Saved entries

# # # # # # #

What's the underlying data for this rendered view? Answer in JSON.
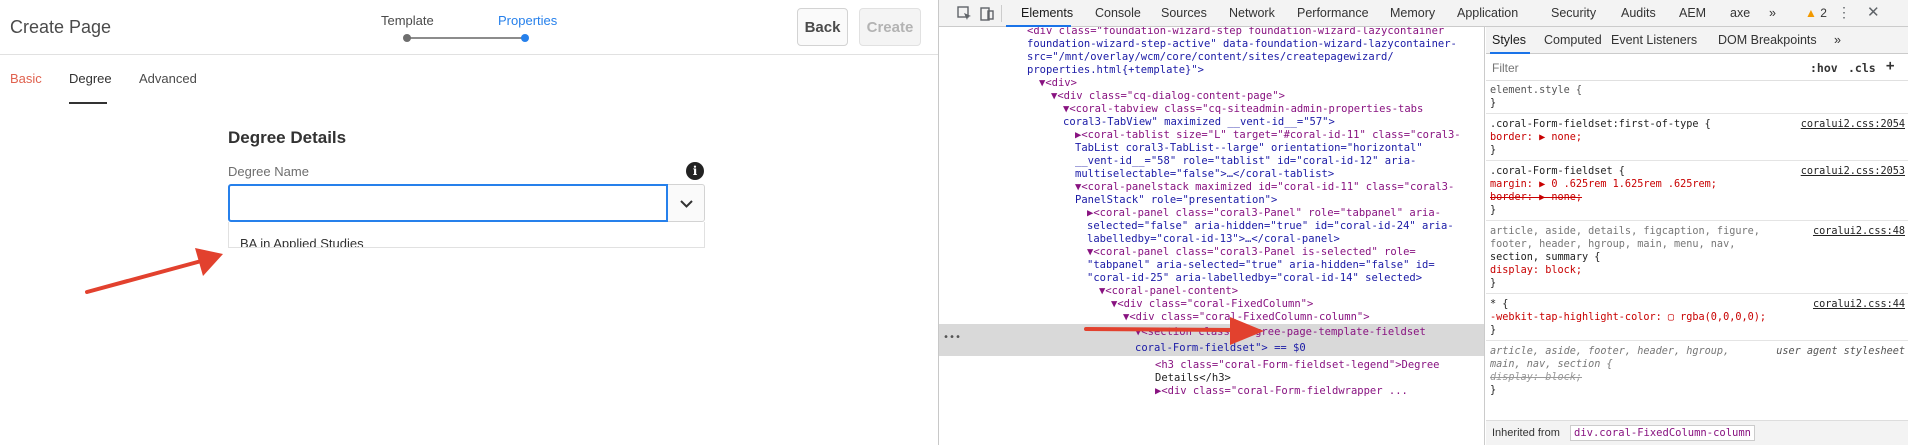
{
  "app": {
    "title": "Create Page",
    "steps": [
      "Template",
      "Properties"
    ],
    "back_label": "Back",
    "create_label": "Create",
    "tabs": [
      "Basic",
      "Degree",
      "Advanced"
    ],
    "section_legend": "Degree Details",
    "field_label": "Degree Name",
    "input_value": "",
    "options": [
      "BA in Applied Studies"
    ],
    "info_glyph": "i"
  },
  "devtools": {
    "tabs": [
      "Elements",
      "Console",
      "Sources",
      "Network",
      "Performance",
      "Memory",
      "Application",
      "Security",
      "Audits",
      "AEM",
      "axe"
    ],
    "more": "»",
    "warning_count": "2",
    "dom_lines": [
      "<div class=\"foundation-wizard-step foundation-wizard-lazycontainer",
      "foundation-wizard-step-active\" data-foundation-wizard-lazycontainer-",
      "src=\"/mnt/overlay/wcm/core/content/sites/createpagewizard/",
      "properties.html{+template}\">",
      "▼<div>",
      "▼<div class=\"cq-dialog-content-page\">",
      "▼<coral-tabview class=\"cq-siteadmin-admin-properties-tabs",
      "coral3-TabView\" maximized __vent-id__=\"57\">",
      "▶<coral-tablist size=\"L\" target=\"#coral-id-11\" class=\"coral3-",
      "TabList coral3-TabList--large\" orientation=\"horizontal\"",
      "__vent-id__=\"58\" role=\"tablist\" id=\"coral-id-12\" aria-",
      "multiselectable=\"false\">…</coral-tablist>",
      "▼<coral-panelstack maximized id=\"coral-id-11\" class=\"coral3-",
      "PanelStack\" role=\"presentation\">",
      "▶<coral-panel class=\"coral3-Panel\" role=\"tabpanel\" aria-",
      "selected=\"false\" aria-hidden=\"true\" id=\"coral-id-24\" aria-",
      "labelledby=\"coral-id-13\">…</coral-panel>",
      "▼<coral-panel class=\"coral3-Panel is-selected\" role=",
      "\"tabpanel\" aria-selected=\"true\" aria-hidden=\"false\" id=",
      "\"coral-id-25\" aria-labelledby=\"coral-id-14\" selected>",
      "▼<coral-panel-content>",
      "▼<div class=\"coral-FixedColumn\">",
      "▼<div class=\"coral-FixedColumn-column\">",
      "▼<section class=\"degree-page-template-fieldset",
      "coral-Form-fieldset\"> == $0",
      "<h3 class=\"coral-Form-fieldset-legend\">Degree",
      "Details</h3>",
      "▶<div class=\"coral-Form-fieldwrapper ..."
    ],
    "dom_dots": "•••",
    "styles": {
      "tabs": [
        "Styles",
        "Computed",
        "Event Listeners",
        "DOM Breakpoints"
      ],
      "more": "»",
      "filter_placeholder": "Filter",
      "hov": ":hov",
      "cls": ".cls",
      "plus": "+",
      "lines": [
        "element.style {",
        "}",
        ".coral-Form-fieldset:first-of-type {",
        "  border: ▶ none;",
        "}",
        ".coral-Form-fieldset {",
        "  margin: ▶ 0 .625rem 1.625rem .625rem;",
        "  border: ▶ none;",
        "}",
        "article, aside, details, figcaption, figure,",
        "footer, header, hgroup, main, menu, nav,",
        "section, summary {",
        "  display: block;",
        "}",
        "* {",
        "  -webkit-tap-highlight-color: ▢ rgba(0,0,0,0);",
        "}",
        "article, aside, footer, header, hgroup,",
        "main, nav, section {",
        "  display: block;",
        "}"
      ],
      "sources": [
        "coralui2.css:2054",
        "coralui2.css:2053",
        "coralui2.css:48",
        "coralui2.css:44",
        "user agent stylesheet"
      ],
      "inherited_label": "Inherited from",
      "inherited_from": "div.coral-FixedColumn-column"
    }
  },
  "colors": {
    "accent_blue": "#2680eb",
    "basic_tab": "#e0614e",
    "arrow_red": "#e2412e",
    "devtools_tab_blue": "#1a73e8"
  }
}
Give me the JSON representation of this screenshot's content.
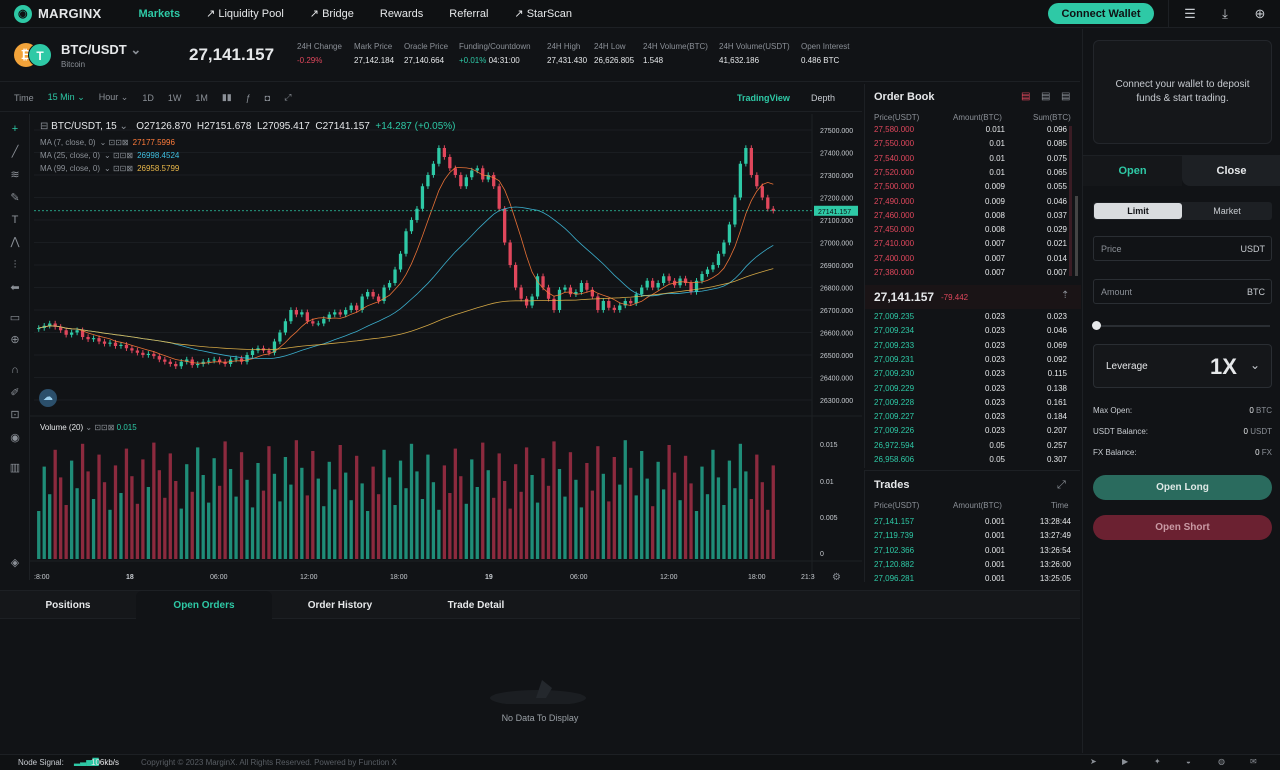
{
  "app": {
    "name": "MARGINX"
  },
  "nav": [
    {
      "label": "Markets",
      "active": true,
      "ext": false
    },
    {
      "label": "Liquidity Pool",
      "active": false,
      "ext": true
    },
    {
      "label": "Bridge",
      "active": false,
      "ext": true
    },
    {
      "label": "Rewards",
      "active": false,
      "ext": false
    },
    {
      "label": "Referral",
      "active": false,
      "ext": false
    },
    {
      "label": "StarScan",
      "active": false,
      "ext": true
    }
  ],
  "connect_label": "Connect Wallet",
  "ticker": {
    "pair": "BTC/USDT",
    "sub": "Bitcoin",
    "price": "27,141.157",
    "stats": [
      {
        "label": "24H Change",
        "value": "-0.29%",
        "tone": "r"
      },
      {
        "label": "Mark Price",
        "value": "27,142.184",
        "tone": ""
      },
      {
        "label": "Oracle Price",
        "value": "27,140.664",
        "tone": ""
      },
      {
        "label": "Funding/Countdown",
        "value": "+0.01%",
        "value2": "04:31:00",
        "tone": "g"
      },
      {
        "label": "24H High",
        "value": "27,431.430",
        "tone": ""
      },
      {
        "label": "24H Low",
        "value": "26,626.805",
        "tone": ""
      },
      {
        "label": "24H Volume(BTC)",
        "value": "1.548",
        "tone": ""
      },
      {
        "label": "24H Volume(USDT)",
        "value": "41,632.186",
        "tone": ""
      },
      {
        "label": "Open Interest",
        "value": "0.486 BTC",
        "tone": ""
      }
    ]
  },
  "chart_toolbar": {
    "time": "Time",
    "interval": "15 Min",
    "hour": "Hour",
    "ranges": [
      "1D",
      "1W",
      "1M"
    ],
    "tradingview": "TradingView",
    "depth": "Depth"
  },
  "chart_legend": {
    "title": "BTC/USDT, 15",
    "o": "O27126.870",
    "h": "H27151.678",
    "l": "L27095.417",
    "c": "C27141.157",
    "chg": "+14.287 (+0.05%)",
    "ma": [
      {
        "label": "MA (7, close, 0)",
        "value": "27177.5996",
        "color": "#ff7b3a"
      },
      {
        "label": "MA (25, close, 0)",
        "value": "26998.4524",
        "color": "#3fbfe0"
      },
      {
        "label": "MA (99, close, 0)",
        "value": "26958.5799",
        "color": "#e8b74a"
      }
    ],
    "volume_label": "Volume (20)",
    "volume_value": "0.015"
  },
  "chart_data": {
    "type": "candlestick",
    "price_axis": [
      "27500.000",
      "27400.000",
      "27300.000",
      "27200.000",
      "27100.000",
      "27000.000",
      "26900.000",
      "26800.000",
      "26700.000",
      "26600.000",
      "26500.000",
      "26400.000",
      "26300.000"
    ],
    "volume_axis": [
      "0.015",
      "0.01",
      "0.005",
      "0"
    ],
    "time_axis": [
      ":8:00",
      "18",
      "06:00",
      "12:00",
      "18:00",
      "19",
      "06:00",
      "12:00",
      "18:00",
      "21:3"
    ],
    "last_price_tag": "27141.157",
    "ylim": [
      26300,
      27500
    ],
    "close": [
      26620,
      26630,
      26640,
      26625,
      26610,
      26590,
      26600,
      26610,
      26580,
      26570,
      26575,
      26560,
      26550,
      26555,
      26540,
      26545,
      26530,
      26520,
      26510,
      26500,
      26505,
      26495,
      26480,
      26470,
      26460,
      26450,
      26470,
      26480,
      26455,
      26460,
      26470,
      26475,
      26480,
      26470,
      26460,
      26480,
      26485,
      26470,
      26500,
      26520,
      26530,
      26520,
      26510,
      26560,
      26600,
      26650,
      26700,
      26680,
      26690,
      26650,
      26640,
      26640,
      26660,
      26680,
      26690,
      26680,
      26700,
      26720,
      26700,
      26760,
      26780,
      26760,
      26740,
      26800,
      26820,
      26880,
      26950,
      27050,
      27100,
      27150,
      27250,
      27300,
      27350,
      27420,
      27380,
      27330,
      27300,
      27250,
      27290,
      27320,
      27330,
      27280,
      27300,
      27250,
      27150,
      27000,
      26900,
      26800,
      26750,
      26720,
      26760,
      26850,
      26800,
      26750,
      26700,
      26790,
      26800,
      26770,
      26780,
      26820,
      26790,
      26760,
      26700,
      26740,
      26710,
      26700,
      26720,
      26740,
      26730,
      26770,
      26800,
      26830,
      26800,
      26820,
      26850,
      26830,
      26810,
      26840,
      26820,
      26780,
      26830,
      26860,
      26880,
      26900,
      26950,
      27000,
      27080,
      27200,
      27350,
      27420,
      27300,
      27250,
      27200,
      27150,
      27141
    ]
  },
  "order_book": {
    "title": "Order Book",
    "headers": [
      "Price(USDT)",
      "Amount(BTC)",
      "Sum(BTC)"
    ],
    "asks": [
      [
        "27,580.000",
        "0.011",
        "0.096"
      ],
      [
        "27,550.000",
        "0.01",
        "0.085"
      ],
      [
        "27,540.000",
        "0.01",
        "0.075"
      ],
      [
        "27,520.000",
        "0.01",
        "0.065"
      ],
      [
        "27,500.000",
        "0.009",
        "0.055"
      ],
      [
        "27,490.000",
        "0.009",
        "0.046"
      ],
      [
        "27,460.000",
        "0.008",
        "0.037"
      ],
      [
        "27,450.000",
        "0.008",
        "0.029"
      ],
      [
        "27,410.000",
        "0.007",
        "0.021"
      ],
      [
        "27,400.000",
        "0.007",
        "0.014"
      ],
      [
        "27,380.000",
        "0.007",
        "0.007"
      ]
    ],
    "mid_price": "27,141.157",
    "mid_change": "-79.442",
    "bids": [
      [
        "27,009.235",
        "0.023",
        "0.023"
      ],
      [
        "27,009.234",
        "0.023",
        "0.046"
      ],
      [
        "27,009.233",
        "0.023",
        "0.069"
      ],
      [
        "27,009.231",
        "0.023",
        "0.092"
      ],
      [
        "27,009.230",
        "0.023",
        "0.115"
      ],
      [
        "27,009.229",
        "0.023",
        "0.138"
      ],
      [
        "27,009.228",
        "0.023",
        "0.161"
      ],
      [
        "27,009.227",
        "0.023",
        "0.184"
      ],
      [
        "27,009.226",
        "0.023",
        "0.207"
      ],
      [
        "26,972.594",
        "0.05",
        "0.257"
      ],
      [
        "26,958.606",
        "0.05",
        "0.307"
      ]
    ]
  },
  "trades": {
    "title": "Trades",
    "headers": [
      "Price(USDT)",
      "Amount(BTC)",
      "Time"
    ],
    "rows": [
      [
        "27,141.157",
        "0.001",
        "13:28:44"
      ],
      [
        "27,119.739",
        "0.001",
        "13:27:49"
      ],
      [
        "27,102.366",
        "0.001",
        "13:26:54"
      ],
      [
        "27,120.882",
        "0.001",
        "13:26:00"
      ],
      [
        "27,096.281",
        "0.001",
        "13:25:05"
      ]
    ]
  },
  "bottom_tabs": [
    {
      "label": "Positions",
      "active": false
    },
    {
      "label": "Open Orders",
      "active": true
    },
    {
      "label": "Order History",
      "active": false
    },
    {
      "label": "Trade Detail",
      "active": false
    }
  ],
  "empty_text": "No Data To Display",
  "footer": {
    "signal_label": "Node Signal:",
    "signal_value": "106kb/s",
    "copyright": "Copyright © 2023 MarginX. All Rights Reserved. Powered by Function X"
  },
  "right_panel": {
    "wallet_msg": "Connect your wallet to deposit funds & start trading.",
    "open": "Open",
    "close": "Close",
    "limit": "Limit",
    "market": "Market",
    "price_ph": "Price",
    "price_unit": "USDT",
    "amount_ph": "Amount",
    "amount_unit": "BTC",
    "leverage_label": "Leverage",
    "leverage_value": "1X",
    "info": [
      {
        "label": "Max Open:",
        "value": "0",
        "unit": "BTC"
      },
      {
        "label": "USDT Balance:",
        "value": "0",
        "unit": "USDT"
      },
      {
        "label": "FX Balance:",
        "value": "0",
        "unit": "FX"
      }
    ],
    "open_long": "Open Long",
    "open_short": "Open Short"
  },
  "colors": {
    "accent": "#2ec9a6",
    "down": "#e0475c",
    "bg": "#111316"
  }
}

# # # # # # #

The task: Return all the lines that contain the string "hidden".

In response:
      "selected=\"false\" aria-hidden=\"true\" id=\"coral-id-24\" aria-",
      "\"tabpanel\" aria-selected=\"true\" aria-hidden=\"false\" id=",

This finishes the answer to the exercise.